Element and coordinate listing:
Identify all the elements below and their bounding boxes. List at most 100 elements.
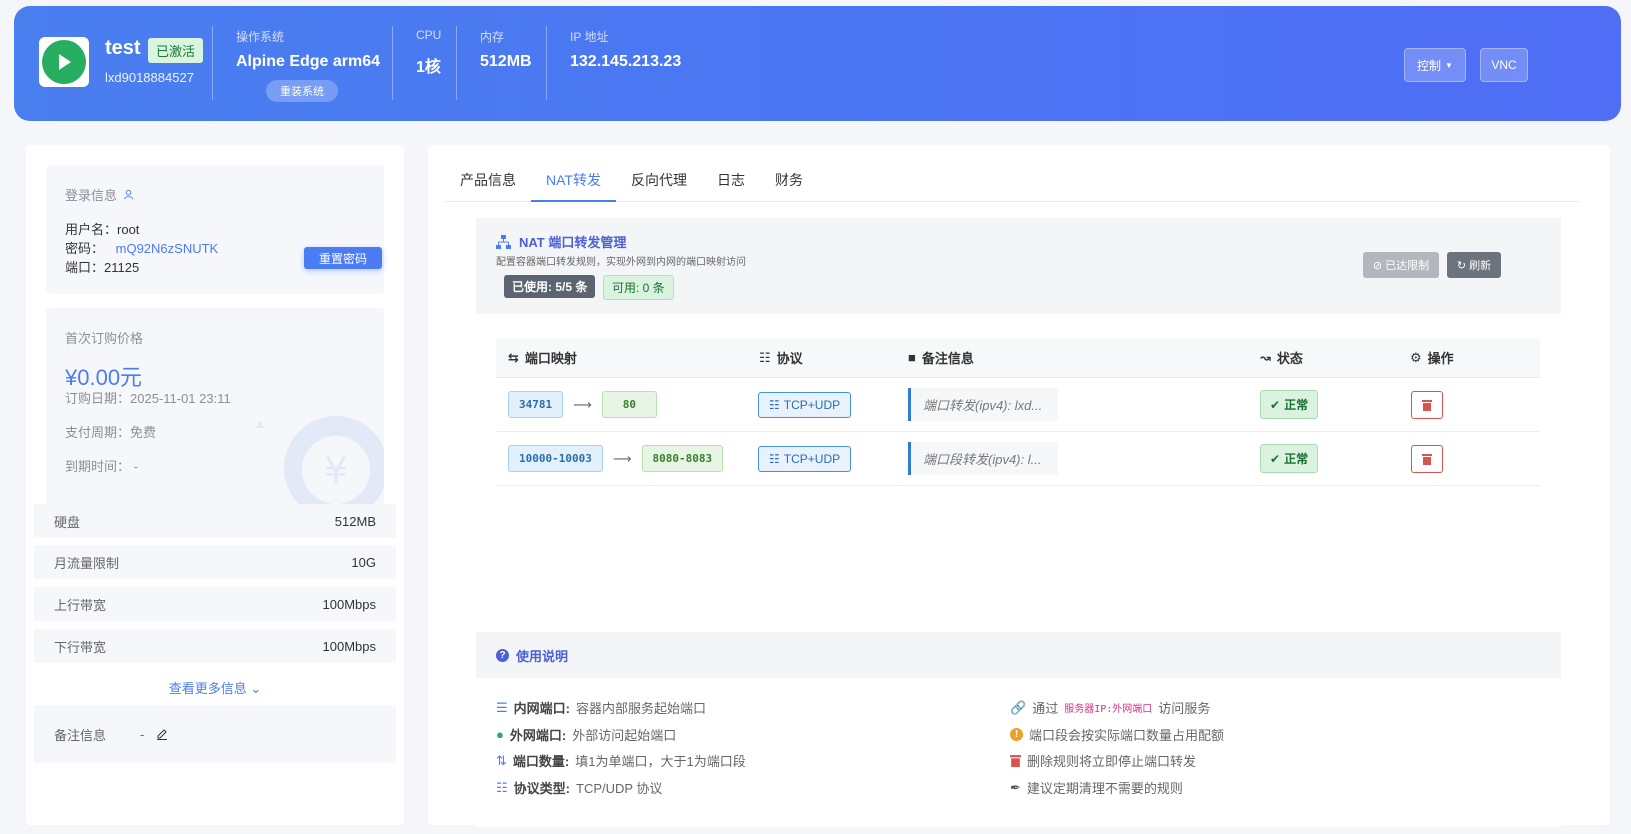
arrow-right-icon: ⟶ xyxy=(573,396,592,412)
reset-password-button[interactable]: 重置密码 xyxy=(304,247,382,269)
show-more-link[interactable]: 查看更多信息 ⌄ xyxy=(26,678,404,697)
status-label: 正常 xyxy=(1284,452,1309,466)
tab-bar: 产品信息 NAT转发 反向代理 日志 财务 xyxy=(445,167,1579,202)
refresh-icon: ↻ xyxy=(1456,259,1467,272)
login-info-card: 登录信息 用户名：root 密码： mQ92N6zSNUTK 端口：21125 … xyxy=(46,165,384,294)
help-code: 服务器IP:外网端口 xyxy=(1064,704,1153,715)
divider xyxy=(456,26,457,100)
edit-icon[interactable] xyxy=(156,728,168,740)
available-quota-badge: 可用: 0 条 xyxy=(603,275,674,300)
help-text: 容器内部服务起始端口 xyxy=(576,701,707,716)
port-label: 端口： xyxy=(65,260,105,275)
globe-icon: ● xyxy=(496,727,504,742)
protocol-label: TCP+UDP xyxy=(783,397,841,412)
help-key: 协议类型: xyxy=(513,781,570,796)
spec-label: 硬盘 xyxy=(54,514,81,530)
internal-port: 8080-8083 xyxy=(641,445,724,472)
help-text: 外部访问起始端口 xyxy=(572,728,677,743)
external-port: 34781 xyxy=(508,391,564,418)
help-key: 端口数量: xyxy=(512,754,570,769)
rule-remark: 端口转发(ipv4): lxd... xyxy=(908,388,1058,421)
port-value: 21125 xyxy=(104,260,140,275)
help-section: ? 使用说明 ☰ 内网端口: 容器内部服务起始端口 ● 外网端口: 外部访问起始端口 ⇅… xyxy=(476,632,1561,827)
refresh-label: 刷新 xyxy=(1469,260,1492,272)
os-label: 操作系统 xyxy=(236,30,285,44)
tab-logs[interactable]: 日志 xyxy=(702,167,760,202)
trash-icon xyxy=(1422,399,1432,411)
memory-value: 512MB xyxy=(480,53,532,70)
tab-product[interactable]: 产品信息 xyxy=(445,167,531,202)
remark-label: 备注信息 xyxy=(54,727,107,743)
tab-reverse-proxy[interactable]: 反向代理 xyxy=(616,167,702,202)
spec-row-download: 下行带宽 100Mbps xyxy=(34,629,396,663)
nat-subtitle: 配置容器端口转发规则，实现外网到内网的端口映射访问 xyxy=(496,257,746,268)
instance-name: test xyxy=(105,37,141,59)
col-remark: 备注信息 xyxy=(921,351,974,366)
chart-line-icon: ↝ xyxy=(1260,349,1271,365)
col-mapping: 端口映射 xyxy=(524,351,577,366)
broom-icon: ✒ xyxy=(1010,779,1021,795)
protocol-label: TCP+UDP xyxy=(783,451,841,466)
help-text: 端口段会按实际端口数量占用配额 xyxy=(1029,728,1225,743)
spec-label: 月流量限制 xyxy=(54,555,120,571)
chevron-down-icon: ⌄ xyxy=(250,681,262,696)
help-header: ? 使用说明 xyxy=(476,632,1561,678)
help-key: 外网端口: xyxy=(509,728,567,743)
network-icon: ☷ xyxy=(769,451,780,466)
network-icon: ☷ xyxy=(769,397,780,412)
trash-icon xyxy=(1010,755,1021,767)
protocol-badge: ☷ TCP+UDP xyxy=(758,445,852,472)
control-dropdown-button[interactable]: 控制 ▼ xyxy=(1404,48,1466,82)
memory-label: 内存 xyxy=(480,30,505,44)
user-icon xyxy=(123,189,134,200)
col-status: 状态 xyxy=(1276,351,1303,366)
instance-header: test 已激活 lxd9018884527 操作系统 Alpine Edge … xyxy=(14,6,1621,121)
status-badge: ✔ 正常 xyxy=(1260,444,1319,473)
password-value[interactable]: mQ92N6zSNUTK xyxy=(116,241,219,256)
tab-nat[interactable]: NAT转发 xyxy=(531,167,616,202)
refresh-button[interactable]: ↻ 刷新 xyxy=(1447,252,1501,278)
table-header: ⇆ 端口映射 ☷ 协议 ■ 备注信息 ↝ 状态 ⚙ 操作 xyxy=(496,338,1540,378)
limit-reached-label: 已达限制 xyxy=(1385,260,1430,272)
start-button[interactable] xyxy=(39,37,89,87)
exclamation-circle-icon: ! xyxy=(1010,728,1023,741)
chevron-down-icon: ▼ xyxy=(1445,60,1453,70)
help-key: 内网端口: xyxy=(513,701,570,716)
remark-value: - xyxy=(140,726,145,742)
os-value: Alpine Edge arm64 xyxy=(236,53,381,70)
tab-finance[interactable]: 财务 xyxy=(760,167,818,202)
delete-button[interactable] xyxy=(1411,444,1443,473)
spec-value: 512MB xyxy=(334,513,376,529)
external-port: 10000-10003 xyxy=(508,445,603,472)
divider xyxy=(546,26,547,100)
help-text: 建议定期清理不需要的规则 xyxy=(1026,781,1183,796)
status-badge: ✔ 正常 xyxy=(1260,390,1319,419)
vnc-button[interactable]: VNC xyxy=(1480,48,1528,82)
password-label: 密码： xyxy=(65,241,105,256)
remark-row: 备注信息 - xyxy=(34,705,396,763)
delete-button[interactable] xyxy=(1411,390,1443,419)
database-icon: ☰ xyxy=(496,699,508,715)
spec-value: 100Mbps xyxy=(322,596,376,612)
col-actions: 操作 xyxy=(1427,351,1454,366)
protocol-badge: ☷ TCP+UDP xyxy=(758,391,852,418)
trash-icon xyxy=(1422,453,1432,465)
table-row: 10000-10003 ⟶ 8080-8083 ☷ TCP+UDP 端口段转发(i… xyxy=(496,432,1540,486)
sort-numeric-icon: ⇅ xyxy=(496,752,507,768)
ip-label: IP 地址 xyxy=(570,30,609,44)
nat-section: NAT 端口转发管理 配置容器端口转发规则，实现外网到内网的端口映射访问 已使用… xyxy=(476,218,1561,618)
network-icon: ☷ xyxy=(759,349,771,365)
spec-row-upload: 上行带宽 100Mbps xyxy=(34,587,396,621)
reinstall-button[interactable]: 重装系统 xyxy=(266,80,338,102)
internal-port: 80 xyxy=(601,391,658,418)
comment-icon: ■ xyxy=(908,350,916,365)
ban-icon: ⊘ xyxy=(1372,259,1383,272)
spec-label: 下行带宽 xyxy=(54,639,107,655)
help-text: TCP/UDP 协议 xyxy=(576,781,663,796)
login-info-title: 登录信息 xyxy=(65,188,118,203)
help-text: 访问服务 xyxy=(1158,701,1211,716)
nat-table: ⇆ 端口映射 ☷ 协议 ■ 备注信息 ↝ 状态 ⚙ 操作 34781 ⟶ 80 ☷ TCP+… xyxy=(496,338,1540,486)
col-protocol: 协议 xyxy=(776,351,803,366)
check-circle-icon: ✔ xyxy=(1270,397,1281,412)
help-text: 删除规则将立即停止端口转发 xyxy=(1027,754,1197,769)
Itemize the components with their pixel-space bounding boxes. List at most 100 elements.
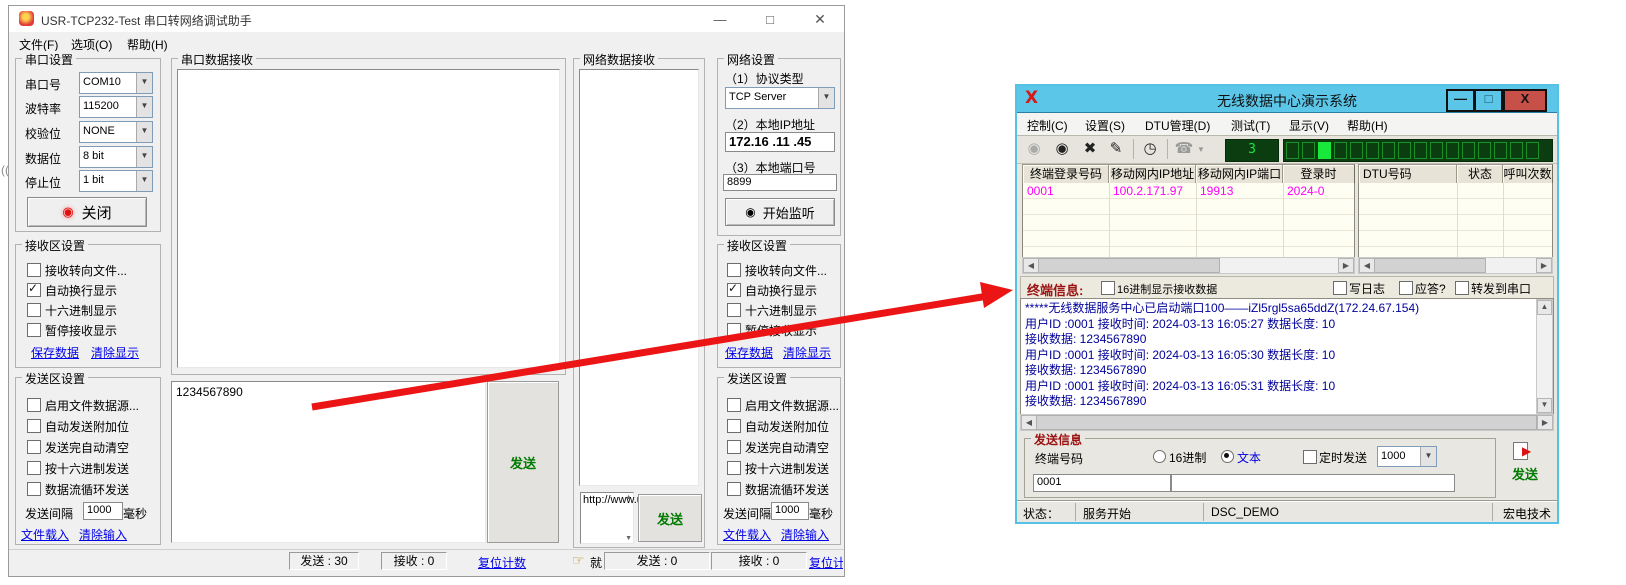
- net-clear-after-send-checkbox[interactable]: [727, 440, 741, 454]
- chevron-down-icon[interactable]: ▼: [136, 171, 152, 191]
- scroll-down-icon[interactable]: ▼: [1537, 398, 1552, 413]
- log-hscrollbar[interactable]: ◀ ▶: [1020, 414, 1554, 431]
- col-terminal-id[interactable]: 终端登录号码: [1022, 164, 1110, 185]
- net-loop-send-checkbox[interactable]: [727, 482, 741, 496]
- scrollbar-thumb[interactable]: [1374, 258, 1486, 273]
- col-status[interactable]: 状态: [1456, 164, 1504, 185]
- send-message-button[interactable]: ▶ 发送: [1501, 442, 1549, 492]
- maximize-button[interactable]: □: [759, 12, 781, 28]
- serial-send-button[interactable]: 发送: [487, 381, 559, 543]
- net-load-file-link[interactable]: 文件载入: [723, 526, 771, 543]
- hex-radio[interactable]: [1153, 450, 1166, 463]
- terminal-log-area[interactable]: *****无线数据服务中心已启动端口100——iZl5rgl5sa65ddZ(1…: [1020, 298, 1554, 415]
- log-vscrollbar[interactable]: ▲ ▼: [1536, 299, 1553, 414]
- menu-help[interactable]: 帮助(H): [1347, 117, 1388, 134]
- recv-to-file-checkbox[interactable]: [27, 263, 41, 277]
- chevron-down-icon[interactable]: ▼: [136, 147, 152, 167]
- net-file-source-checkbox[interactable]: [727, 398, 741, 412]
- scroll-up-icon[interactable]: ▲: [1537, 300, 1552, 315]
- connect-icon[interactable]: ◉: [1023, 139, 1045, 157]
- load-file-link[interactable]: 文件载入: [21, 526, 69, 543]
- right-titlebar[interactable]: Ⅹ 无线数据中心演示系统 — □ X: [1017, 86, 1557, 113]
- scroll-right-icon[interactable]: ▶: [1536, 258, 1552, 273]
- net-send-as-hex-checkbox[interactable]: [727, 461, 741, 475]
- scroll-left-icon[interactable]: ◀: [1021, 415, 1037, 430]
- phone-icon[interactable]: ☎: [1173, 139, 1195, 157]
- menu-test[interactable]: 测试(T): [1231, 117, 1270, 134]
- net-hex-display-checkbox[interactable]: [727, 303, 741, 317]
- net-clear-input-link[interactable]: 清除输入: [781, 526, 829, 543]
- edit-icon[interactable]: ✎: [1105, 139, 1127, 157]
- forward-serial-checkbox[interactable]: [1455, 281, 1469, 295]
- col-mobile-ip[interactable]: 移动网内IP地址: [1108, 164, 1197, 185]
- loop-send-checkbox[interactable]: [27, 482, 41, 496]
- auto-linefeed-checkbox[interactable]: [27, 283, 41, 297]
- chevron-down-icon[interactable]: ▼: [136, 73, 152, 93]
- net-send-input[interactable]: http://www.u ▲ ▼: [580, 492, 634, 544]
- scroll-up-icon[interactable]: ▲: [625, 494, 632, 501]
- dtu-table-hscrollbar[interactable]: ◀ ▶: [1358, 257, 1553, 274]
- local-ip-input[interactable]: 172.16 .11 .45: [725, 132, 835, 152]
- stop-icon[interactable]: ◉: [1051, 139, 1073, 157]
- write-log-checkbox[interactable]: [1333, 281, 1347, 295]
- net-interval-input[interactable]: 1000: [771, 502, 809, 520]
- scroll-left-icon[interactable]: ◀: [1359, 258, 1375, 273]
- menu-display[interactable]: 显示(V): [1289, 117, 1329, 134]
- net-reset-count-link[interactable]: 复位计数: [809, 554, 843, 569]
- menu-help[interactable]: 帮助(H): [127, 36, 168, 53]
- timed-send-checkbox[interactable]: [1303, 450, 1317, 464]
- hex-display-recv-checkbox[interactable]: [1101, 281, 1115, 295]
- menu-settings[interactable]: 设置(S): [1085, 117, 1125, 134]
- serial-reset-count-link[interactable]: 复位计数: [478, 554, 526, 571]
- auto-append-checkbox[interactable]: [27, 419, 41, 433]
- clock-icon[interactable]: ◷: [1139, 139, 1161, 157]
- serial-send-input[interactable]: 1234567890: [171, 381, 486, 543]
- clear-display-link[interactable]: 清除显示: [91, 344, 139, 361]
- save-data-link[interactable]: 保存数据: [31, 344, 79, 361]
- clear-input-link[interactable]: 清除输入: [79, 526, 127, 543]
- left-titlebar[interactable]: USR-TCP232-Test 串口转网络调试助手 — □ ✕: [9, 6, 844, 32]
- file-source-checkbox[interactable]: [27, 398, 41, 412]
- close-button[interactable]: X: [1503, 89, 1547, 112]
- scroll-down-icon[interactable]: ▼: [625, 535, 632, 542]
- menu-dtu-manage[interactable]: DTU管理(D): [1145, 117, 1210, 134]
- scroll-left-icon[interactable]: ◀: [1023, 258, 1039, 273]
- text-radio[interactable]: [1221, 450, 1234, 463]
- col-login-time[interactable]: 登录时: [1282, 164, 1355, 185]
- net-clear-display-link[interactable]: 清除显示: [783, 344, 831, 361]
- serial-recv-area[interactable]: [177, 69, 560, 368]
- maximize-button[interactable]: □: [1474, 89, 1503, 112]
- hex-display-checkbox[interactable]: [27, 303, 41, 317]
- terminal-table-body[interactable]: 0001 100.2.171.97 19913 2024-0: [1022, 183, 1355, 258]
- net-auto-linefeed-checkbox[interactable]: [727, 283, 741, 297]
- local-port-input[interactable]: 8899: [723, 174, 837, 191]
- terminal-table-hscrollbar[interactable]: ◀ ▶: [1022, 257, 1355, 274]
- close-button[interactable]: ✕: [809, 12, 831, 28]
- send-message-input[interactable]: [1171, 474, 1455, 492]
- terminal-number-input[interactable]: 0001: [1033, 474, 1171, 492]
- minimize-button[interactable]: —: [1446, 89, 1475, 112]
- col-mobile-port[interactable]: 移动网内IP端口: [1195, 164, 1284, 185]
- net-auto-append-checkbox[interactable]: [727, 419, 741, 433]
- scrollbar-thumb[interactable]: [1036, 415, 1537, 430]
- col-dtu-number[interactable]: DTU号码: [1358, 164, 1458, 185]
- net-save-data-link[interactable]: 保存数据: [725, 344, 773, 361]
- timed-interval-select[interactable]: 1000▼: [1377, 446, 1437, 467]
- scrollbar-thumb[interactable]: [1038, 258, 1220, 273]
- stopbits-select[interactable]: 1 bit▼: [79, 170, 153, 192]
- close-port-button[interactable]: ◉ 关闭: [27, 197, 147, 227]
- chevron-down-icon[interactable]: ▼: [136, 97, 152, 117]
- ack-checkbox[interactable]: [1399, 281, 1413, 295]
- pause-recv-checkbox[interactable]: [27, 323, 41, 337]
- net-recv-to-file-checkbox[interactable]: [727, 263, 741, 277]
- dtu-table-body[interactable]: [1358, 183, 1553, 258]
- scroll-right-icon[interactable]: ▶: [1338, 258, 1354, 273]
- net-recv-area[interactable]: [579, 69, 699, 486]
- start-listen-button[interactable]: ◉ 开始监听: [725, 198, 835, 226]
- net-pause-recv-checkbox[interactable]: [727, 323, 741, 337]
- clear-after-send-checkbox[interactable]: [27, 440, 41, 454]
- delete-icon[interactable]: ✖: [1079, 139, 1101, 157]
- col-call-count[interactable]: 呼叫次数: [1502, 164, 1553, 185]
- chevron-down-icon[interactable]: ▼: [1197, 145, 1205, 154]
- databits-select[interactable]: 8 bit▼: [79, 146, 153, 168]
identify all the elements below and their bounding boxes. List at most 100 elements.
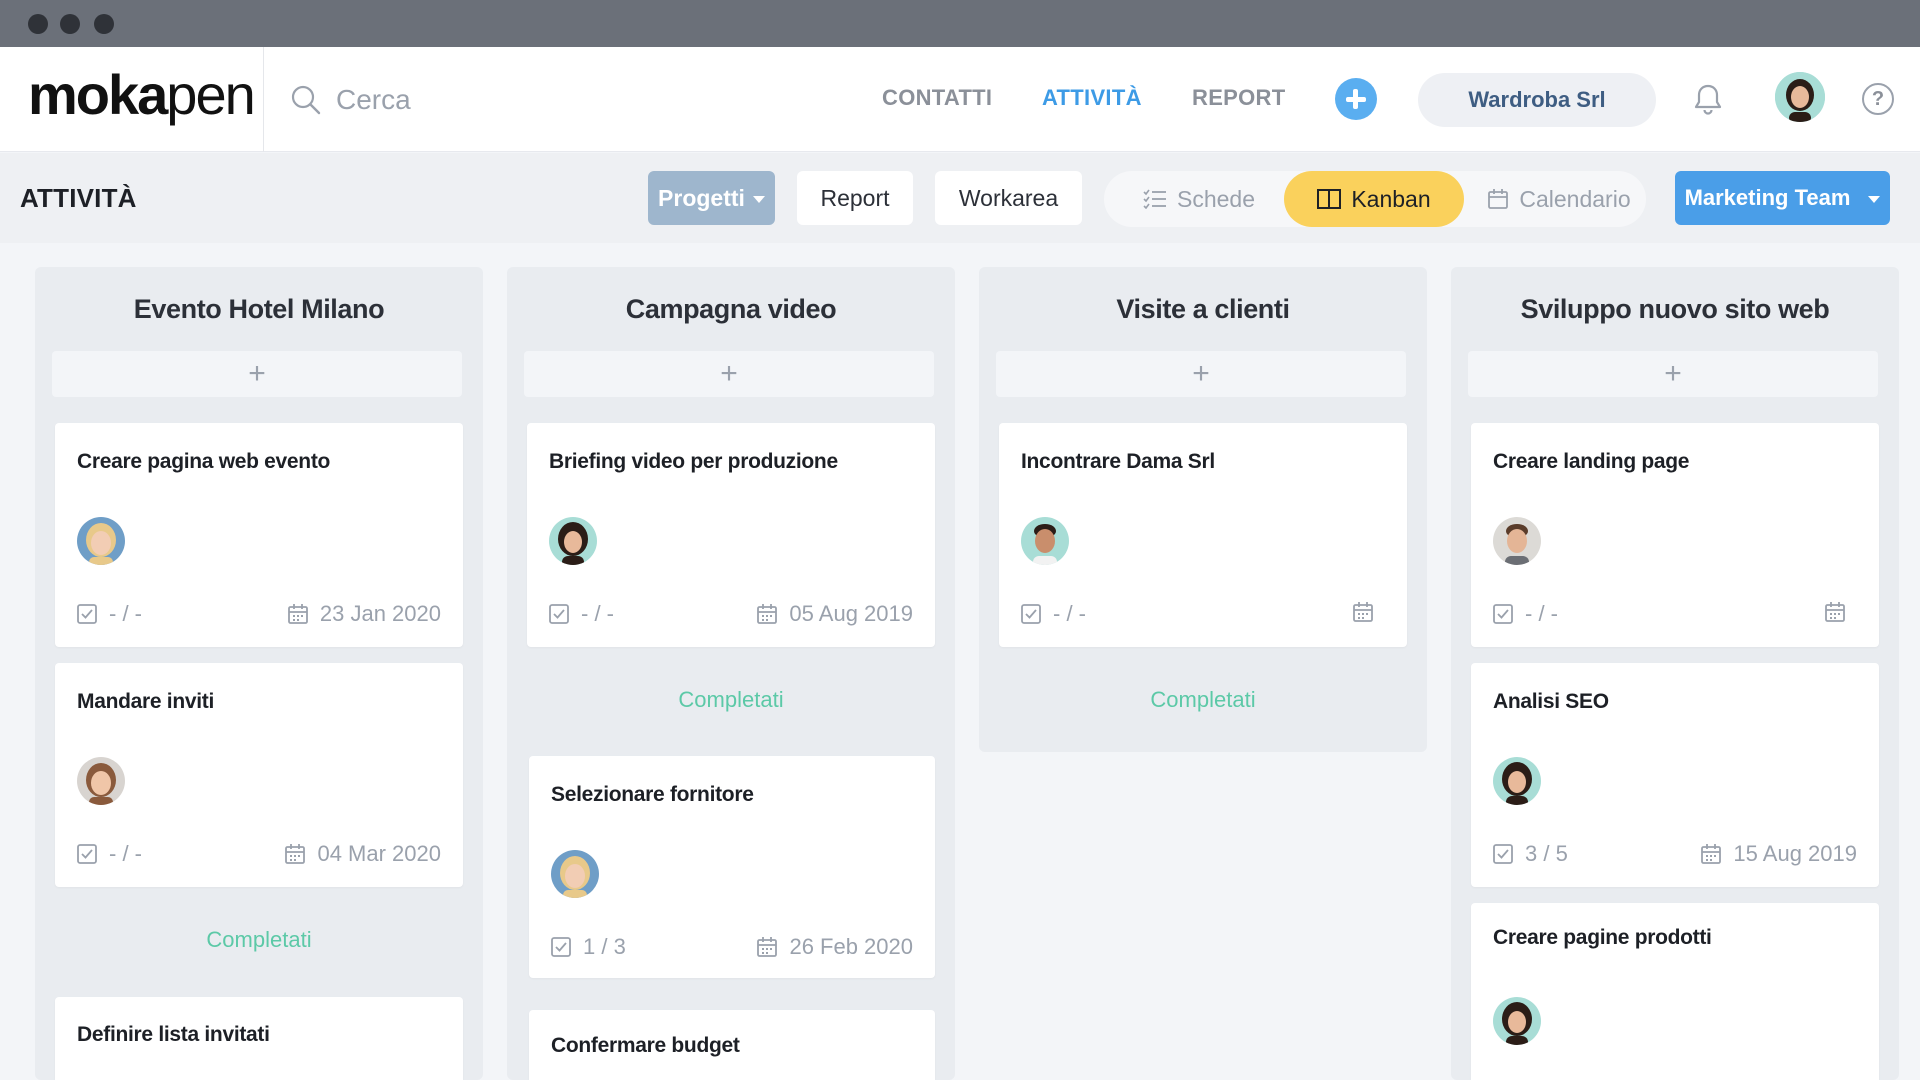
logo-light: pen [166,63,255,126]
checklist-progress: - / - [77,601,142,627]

Given instruction: Starting at the line that has "logo-light: pen [166,63,255,126]" and continuing to the last line of the listing, rewrite those lines with "checklist-progress" changed to "task-progress". Leave everything else in them unchanged.

Written solution:
logo-light: pen [166,63,255,126]
task-progress: - / - [77,601,142,627]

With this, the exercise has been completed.